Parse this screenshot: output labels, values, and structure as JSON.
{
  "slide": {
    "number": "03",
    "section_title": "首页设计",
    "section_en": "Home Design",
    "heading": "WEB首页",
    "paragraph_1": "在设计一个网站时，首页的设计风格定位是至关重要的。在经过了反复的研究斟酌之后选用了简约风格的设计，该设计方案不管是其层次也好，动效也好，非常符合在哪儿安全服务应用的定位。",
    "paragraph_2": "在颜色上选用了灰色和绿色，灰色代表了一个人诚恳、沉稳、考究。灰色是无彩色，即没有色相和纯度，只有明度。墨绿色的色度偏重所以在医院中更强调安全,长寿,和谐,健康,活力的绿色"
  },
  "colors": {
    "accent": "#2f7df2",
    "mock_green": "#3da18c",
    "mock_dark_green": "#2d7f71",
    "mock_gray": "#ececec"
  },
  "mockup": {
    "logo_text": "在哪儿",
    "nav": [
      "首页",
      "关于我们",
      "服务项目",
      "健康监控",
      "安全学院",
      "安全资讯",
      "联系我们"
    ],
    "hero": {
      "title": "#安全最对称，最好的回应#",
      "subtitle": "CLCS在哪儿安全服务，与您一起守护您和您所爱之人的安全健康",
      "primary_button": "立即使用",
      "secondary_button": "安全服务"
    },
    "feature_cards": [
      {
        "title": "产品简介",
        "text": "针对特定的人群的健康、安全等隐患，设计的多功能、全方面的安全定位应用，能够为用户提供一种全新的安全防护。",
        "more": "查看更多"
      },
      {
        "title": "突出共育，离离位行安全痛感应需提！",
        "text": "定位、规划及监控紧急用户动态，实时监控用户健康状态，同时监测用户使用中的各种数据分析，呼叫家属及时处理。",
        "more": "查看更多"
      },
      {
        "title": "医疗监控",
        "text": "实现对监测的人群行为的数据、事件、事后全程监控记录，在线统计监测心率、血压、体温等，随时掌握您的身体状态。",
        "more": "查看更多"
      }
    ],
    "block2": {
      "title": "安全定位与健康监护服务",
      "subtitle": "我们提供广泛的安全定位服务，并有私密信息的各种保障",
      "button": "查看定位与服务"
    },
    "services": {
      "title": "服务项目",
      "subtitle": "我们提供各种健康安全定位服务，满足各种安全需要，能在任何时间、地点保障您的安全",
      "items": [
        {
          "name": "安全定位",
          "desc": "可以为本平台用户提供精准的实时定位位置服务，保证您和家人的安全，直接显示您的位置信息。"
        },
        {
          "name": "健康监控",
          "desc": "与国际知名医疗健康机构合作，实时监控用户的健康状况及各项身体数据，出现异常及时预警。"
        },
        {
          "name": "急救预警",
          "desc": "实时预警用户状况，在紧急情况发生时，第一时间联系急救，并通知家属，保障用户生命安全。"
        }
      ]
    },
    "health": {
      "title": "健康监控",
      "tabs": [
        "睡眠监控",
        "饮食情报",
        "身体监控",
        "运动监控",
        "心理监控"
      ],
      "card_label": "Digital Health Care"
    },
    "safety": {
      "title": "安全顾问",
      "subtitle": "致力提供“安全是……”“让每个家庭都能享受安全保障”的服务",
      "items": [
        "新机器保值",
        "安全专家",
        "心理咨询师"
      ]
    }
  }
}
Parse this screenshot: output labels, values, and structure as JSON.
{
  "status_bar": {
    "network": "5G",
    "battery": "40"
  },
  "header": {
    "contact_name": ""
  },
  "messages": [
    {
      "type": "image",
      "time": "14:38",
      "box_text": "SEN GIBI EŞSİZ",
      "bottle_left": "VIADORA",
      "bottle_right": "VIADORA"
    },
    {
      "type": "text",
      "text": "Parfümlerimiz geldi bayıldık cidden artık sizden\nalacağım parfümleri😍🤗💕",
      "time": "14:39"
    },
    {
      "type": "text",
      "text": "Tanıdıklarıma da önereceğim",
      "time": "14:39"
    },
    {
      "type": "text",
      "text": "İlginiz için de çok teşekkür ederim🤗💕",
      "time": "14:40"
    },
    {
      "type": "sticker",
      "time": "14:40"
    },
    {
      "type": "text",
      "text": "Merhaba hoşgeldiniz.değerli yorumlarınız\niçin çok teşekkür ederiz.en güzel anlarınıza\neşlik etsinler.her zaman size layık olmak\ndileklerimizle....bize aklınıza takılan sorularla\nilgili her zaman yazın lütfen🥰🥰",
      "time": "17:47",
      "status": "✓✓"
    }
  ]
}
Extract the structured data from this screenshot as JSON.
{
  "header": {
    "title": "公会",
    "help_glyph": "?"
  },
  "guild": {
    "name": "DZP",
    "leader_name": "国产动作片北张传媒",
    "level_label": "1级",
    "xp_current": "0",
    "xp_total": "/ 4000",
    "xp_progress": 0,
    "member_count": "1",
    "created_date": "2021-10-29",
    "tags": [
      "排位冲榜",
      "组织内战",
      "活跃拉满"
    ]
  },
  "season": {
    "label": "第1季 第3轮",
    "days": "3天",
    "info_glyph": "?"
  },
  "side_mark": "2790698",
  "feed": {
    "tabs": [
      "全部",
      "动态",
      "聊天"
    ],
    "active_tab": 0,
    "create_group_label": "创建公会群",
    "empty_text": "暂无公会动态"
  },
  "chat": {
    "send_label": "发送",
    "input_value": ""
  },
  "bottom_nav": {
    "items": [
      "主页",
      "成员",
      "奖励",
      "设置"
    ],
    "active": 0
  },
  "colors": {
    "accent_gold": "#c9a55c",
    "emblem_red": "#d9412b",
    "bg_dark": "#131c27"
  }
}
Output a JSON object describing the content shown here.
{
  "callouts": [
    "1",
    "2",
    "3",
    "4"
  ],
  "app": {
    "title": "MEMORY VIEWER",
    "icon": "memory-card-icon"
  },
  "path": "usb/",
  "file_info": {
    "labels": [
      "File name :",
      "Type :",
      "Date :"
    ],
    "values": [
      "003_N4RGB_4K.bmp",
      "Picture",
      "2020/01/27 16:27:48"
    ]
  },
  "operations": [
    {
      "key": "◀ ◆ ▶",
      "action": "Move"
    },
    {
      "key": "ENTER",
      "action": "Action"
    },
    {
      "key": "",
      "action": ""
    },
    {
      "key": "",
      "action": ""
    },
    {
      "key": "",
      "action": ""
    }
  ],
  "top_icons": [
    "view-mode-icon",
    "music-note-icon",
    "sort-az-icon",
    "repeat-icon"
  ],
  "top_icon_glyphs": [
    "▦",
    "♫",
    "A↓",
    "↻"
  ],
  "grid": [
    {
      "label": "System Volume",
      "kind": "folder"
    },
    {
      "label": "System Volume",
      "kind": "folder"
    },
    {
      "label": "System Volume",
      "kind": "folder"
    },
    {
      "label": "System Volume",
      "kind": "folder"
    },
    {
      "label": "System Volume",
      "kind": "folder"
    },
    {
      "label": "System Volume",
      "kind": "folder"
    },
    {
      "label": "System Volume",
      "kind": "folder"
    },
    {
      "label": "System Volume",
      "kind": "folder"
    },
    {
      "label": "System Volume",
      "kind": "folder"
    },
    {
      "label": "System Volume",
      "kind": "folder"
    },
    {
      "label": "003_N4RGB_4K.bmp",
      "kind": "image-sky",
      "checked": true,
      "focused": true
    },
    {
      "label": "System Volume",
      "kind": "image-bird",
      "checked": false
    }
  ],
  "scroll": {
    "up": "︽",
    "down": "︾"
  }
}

▶ Task details: Quote the listing in full, please, keeping every line exact.

▶ Worked answer:
Parse this screenshot: output labels, values, and structure as JSON.
{
  "slide": {
    "number": "03",
    "section_title": "首页设计",
    "section_en": "Home Design",
    "heading": "WEB首页",
    "paragraph_1": "在设计一个网站时，首页的设计风格定位是至关重要的。在经过了反复的研究斟酌之后选用了简约风格的设计，该设计方案不管是其层次也好，动效也好，非常符合在哪儿安全服务应用的定位。",
    "paragraph_2": "在颜色上选用了灰色和绿色，灰色代表了一个人诚恳、沉稳、考究。灰色是无彩色，即没有色相和纯度，只有明度。墨绿色的色度偏重所以在医院中更强调安全,长寿,和谐,健康,活力的绿色"
  },
  "colors": {
    "accent": "#2f7df2",
    "mock_green": "#3da18c",
    "mock_dark_green": "#2d7f71",
    "mock_gray": "#ececec"
  },
  "mockup": {
    "logo_text": "在哪儿",
    "nav": [
      "首页",
      "关于我们",
      "服务项目",
      "健康监控",
      "安全学院",
      "安全资讯",
      "联系我们"
    ],
    "hero": {
      "title": "#安全最对称，最好的回应#",
      "subtitle": "CLCS在哪儿安全服务，与您一起守护您和您所爱之人的安全健康",
      "primary_button": "立即使用",
      "secondary_button": "安全服务"
    },
    "feature_cards": [
      {
        "title": "产品简介",
        "text": "针对特定的人群的健康、安全等隐患，设计的多功能、全方面的安全定位应用，能够为用户提供一种全新的安全防护。",
        "more": "查看更多"
      },
      {
        "title": "突出共育，离离位行安全痛感应需提！",
        "text": "定位、规划及监控紧急用户动态，实时监控用户健康状态，同时监测用户使用中的各种数据分析，呼叫家属及时处理。",
        "more": "查看更多"
      },
      {
        "title": "医疗监控",
        "text": "实现对监测的人群行为的数据、事件、事后全程监控记录，在线统计监测心率、血压、体温等，随时掌握您的身体状态。",
        "more": "查看更多"
      }
    ],
    "block2": {
      "title": "安全定位与健康监护服务",
      "subtitle": "我们提供广泛的安全定位服务，并有私密信息的各种保障",
      "button": "查看定位与服务"
    },
    "services": {
      "title": "服务项目",
      "subtitle": "我们提供各种健康安全定位服务，满足各种安全需要，能在任何时间、地点保障您的安全",
      "items": [
        {
          "name": "安全定位",
          "desc": "可以为本平台用户提供精准的实时定位位置服务，保证您和家人的安全，直接显示您的位置信息。"
        },
        {
          "name": "健康监控",
          "desc": "与国际知名医疗健康机构合作，实时监控用户的健康状况及各项身体数据，出现异常及时预警。"
        },
        {
          "name": "急救预警",
          "desc": "实时预警用户状况，在紧急情况发生时，第一时间联系急救，并通知家属，保障用户生命安全。"
        }
      ]
    },
    "health": {
      "title": "健康监控",
      "tabs": [
        "睡眠监控",
        "饮食情报",
        "身体监控",
        "运动监控",
        "心理监控"
      ],
      "card_label": "Digital Health Care"
    },
    "safety": {
      "title": "安全顾问",
      "subtitle": "致力提供“安全是……”“让每个家庭都能享受安全保障”的服务",
      "items": [
        "新机器保值",
        "安全专家",
        "心理咨询师"
      ]
    }
  }
}
Parse this screenshot: output labels, values, and structure as JSON.
{
  "status_bar": {
    "network": "5G",
    "battery": "40"
  },
  "header": {
    "contact_name": ""
  },
  "messages": [
    {
      "type": "image",
      "time": "14:38",
      "box_text": "SEN GIBI EŞSİZ",
      "bottle_left": "VIADORA",
      "bottle_right": "VIADORA"
    },
    {
      "type": "text",
      "text": "Parfümlerimiz geldi bayıldık cidden artık sizden\nalacağım parfümleri😍🤗💕",
      "time": "14:39"
    },
    {
      "type": "text",
      "text": "Tanıdıklarıma da önereceğim",
      "time": "14:39"
    },
    {
      "type": "text",
      "text": "İlginiz için de çok teşekkür ederim🤗💕",
      "time": "14:40"
    },
    {
      "type": "sticker",
      "time": "14:40"
    },
    {
      "type": "text",
      "text": "Merhaba hoşgeldiniz.değerli yorumlarınız\niçin çok teşekkür ederiz.en güzel anlarınıza\neşlik etsinler.her zaman size layık olmak\ndileklerimizle....bize aklınıza takılan sorularla\nilgili her zaman yazın lütfen🥰🥰",
      "time": "17:47",
      "status": "✓✓"
    }
  ]
}
Extract the structured data from this screenshot as JSON.
{
  "header": {
    "title": "公会",
    "help_glyph": "?"
  },
  "guild": {
    "name": "DZP",
    "leader_name": "国产动作片北张传媒",
    "level_label": "1级",
    "xp_current": "0",
    "xp_total": "/ 4000",
    "xp_progress": 0,
    "member_count": "1",
    "created_date": "2021-10-29",
    "tags": [
      "排位冲榜",
      "组织内战",
      "活跃拉满"
    ]
  },
  "season": {
    "label": "第1季 第3轮",
    "days": "3天",
    "info_glyph": "?"
  },
  "side_mark": "2790698",
  "feed": {
    "tabs": [
      "全部",
      "动态",
      "聊天"
    ],
    "active_tab": 0,
    "create_group_label": "创建公会群",
    "empty_text": "暂无公会动态"
  },
  "chat": {
    "send_label": "发送",
    "input_value": ""
  },
  "bottom_nav": {
    "items": [
      "主页",
      "成员",
      "奖励",
      "设置"
    ],
    "active": 0
  },
  "colors": {
    "accent_gold": "#c9a55c",
    "emblem_red": "#d9412b",
    "bg_dark": "#131c27"
  }
}
Output a JSON object describing the content shown here.
{
  "callouts": [
    "1",
    "2",
    "3",
    "4"
  ],
  "app": {
    "title": "MEMORY VIEWER",
    "icon": "memory-card-icon"
  },
  "path": "usb/",
  "file_info": {
    "labels": [
      "File name :",
      "Type :",
      "Date :"
    ],
    "values": [
      "003_N4RGB_4K.bmp",
      "Picture",
      "2020/01/27 16:27:48"
    ]
  },
  "operations": [
    {
      "key": "◀ ◆ ▶",
      "action": "Move"
    },
    {
      "key": "ENTER",
      "action": "Action"
    },
    {
      "key": "",
      "action": ""
    },
    {
      "key": "",
      "action": ""
    },
    {
      "key": "",
      "action": ""
    }
  ],
  "top_icons": [
    "view-mode-icon",
    "music-note-icon",
    "sort-az-icon",
    "repeat-icon"
  ],
  "top_icon_glyphs": [
    "▦",
    "♫",
    "A↓",
    "↻"
  ],
  "grid": [
    {
      "label": "System Volume",
      "kind": "folder"
    },
    {
      "label": "System Volume",
      "kind": "folder"
    },
    {
      "label": "System Volume",
      "kind": "folder"
    },
    {
      "label": "System Volume",
      "kind": "folder"
    },
    {
      "label": "System Volume",
      "kind": "folder"
    },
    {
      "label": "System Volume",
      "kind": "folder"
    },
    {
      "label": "System Volume",
      "kind": "folder"
    },
    {
      "label": "System Volume",
      "kind": "folder"
    },
    {
      "label": "System Volume",
      "kind": "folder"
    },
    {
      "label": "System Volume",
      "kind": "folder"
    },
    {
      "label": "003_N4RGB_4K.bmp",
      "kind": "image-sky",
      "checked": true,
      "focused": true
    },
    {
      "label": "System Volume",
      "kind": "image-bird",
      "checked": false
    }
  ],
  "scroll": {
    "up": "︽",
    "down": "︾"
  }
}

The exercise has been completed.